After the service, Immanuel and I went with most of the congregation to the house of a woman whose husband had died the night before. It's a wonderful tradition they have -- everyone comes over and just hangs out with the family outside the house praying and singing some hymns and letting the family feel supported ... for about 20 minutes ... and then people close to the family stay and everyone else leaves -- so there's no hassle of having to feed everyone and no details to worry about. Just everyone showing up and showing that they love and care.
After that, Immanuel and I drove to Kokrobite - this really great beach resort area -- where we met up with Mackinnon, Ann, Nie Aboe and Nie Otuo. The Ghanians thought the water was freezing, but we thought it was great. You can also rent a little shelter at the top of the beach for the afternoon for about 10,000c (about a dollar), so we hung out there for awhile. Very relaxing and just a good time with friends.
I just got an invitation from All Souls church in Budruburam to come preach and celebrate on Sunday, July 11 ... but that's Robin's Sunday in town and we're already promised to St. Luke's. I'm going to write them back and see if I can come to one of their Wednesday night services instead (and make sure they've cleared it with their bishop. Given the state of things, I don't want trouble from or to offend the Bp. of the Diocese of Cape Coast).
That's all for now. Hope you all are well. Congratulations and blesings to Teresa Mithen and Jon Erdman, ordained priests last Saturday. And also to Erin and Windy, married in L.A. last Saturday. I wish I could trilocate so I could have been with you all.

§ **EXERCISE DESCRIPTION**: Copy word for word everything in the text above from "After the service, Immanuel" down to "love and care.".

§ **GIVEN ENTRIES**:
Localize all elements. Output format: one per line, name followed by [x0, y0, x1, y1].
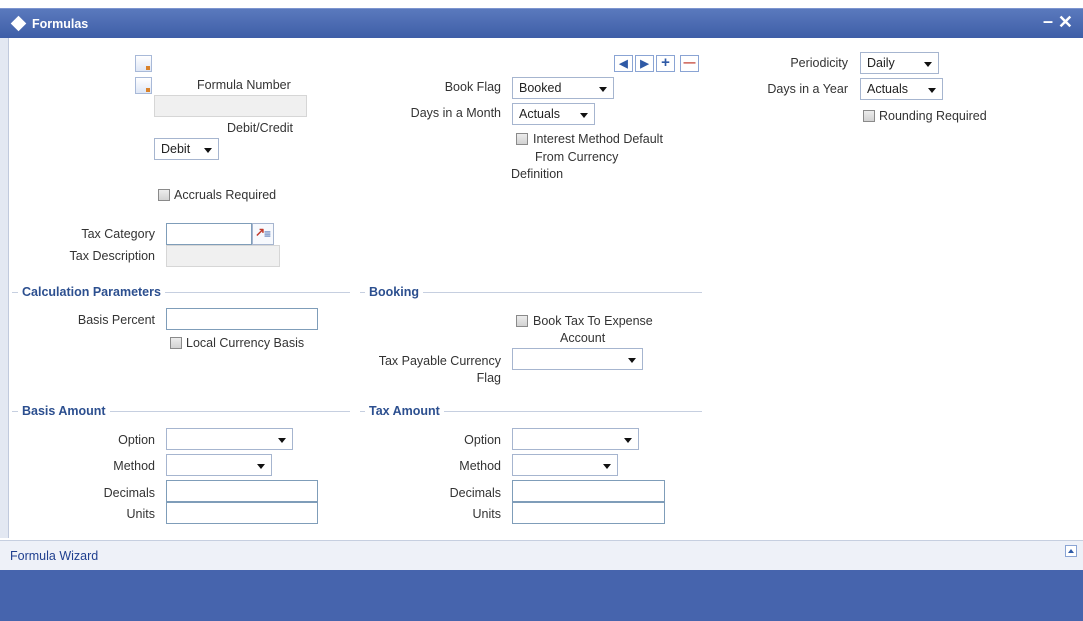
- chevron-down-icon: [278, 438, 286, 443]
- list-icon: ≡: [264, 227, 272, 241]
- tax-method-label: Method: [459, 459, 501, 473]
- tax-decimals-input[interactable]: [512, 480, 665, 502]
- book-flag-select[interactable]: Booked: [512, 77, 614, 99]
- basis-percent-label: Basis Percent: [77, 313, 155, 327]
- basis-option-select[interactable]: [166, 428, 293, 450]
- footer-bar: Formula Wizard: [0, 540, 1083, 570]
- chevron-down-icon: [628, 358, 636, 363]
- accruals-required-checkbox[interactable]: [158, 189, 170, 201]
- previous-record-button[interactable]: ◀: [614, 55, 633, 72]
- chevron-down-icon: [580, 113, 588, 118]
- days-in-year-select[interactable]: Actuals: [860, 78, 943, 100]
- minus-icon: —: [683, 55, 696, 69]
- tax-decimals-label: Decimals: [449, 486, 501, 500]
- debit-credit-select[interactable]: Debit: [154, 138, 219, 160]
- app-diamond-icon: [10, 15, 27, 32]
- tax-payable-currency-flag-select[interactable]: [512, 348, 643, 370]
- chevron-down-icon: [624, 438, 632, 443]
- basis-units-label: Units: [126, 507, 155, 521]
- basis-amount-header: Basis Amount: [18, 404, 110, 418]
- chevron-down-icon: [924, 62, 932, 67]
- prev-arrow-icon: ◀: [619, 58, 628, 70]
- debit-credit-label: Debit/Credit: [227, 121, 293, 135]
- tax-option-select[interactable]: [512, 428, 639, 450]
- periodicity-value: Daily: [867, 56, 895, 70]
- basis-option-label: Option: [118, 433, 155, 447]
- tax-amount-header: Tax Amount: [365, 404, 444, 418]
- formula-wizard-link[interactable]: Formula Wizard: [10, 549, 98, 563]
- tax-category-input[interactable]: [166, 223, 252, 245]
- accruals-required-label: Accruals Required: [174, 188, 277, 202]
- basis-method-label: Method: [113, 459, 155, 473]
- left-edge-bar: [0, 38, 9, 538]
- chevron-down-icon: [599, 87, 607, 92]
- days-in-year-label: Days in a Year: [767, 82, 848, 96]
- basis-method-select[interactable]: [166, 454, 272, 476]
- tax-option-label: Option: [464, 433, 501, 447]
- periodicity-select[interactable]: Daily: [860, 52, 939, 74]
- basis-decimals-input[interactable]: [166, 480, 318, 502]
- debit-credit-value: Debit: [161, 142, 191, 156]
- interest-method-label-line3: Definition: [511, 167, 564, 181]
- window-titlebar: Formulas – ✕: [0, 8, 1083, 38]
- tax-description-field[interactable]: [166, 245, 280, 267]
- days-in-month-select[interactable]: Actuals: [512, 103, 595, 125]
- basis-units-input[interactable]: [166, 502, 318, 524]
- interest-method-default-checkbox[interactable]: [516, 133, 528, 145]
- chevron-down-icon: [928, 88, 936, 93]
- close-icon[interactable]: ✕: [1058, 12, 1073, 33]
- periodicity-label: Periodicity: [790, 56, 848, 70]
- basis-percent-input[interactable]: [166, 308, 318, 330]
- book-flag-label: Book Flag: [444, 80, 501, 94]
- interest-method-label-line1: Interest Method Default: [533, 132, 663, 146]
- delete-record-button[interactable]: —: [680, 55, 699, 72]
- book-tax-to-expense-checkbox[interactable]: [516, 315, 528, 327]
- local-currency-basis-label: Local Currency Basis: [186, 336, 305, 350]
- chevron-down-icon: [257, 464, 265, 469]
- tax-payable-label-line2: Flag: [476, 371, 501, 385]
- booking-header: Booking: [365, 285, 423, 299]
- formula-number-label: Formula Number: [197, 78, 291, 92]
- book-tax-label-line2: Account: [560, 331, 606, 345]
- book-tax-label-line1: Book Tax To Expense: [533, 314, 653, 328]
- basis-decimals-label: Decimals: [103, 486, 155, 500]
- tax-payable-label-line1: Tax Payable Currency: [378, 354, 501, 368]
- plus-icon: +: [661, 54, 670, 71]
- days-in-year-value: Actuals: [867, 82, 908, 96]
- days-in-month-value: Actuals: [519, 107, 560, 121]
- local-currency-basis-checkbox[interactable]: [170, 337, 182, 349]
- tax-units-label: Units: [472, 507, 501, 521]
- scroll-up-icon[interactable]: [1065, 545, 1077, 557]
- chevron-down-icon: [603, 464, 611, 469]
- tax-units-input[interactable]: [512, 502, 665, 524]
- chevron-down-icon: [204, 148, 212, 153]
- interest-method-label-line2: From Currency: [535, 150, 619, 164]
- window-title: Formulas: [32, 17, 89, 31]
- formula-number-field[interactable]: [154, 95, 307, 117]
- document-fields-icon[interactable]: [135, 77, 152, 94]
- document-icon[interactable]: [135, 55, 152, 72]
- tax-category-lookup-button[interactable]: ↗ ≡: [252, 223, 274, 245]
- calculation-parameters-header: Calculation Parameters: [18, 285, 165, 299]
- next-record-button[interactable]: ▶: [635, 55, 654, 72]
- days-in-month-label: Days in a Month: [410, 106, 501, 120]
- add-record-button[interactable]: +: [656, 54, 675, 72]
- rounding-required-label: Rounding Required: [879, 109, 987, 123]
- tax-description-label: Tax Description: [69, 249, 155, 263]
- rounding-required-checkbox[interactable]: [863, 110, 875, 122]
- tax-category-label: Tax Category: [81, 227, 155, 241]
- bottom-band: [0, 570, 1083, 621]
- minimize-icon[interactable]: –: [1043, 11, 1053, 32]
- tax-method-select[interactable]: [512, 454, 618, 476]
- next-arrow-icon: ▶: [640, 58, 649, 70]
- book-flag-value: Booked: [519, 81, 562, 95]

§ **WRITTEN RESPONSE**:
After the service, Immanuel and I went with most of the congregation to the house of a woman whose husband had died the night before. It's a wonderful tradition they have -- everyone comes over and just hangs out with the family outside the house praying and singing some hymns and letting the family feel supported ... for about 20 minutes ... and then people close to the family stay and everyone else leaves -- so there's no hassle of having to feed everyone and no details to worry about. Just everyone showing up and showing that they love and care.